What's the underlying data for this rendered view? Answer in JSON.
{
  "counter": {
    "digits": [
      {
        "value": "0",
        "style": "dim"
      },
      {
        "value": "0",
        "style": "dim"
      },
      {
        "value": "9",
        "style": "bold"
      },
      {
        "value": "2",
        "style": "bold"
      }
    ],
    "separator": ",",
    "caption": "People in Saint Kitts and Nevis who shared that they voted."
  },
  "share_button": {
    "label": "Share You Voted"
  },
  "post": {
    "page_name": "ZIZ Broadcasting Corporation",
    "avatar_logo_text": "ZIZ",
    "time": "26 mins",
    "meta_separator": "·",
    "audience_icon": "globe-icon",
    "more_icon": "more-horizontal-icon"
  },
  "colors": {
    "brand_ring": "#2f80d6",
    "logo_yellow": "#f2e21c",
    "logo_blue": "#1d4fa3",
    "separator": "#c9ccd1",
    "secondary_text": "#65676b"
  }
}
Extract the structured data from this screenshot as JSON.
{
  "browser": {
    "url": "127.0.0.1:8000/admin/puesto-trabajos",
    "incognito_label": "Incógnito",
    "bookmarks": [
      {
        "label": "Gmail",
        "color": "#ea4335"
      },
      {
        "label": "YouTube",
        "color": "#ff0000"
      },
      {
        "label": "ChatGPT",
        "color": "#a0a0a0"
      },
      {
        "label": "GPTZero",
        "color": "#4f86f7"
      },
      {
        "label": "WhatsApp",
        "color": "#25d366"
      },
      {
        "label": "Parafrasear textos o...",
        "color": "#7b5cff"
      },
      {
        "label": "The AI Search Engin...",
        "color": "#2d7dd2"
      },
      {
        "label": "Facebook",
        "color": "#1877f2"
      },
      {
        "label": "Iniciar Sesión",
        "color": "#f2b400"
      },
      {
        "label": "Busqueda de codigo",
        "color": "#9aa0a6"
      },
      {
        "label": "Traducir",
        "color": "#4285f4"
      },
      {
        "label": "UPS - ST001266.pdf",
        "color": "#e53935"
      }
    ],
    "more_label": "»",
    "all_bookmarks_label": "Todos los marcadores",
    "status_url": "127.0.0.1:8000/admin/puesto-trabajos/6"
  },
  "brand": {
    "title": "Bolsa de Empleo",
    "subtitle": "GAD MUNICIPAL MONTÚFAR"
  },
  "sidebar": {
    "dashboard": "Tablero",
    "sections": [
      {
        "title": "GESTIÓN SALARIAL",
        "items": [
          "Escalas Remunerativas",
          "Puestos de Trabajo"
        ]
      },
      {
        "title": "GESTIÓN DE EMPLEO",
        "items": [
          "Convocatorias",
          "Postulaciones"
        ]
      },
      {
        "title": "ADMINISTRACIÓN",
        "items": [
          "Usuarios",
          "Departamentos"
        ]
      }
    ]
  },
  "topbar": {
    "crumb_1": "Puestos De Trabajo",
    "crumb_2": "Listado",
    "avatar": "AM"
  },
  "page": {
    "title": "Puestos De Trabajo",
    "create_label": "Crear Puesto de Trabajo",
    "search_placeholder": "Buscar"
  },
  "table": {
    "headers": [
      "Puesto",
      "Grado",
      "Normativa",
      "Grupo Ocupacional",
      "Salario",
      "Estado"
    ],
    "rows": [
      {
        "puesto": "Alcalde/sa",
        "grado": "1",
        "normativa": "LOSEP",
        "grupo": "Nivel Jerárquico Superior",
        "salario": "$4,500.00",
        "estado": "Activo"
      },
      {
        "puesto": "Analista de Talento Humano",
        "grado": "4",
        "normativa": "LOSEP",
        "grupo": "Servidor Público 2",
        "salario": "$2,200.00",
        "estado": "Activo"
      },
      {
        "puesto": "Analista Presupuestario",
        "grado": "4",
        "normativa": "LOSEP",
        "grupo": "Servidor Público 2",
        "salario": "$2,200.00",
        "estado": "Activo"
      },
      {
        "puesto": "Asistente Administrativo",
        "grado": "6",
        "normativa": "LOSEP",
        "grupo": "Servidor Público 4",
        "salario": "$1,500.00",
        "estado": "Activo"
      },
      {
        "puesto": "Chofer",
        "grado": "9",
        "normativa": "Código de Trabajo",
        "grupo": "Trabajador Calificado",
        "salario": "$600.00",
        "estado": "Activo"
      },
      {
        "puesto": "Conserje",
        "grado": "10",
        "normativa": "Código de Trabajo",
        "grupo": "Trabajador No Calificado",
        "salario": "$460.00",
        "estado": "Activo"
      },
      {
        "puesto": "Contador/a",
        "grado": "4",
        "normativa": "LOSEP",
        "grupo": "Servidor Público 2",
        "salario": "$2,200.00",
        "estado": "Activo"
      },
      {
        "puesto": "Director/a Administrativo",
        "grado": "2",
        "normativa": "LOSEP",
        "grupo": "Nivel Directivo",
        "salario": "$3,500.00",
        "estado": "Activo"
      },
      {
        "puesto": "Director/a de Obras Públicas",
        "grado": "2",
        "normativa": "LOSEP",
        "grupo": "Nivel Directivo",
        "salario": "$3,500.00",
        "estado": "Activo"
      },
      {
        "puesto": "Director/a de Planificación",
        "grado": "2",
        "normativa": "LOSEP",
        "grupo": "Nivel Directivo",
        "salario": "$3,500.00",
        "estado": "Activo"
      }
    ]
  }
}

########################################

▶ What is being asked
Every line in the data that holds "Trabajador" should be copied out.

▶ Task output
        "grupo": "Trabajador Calificado",
        "grupo": "Trabajador No Calificado",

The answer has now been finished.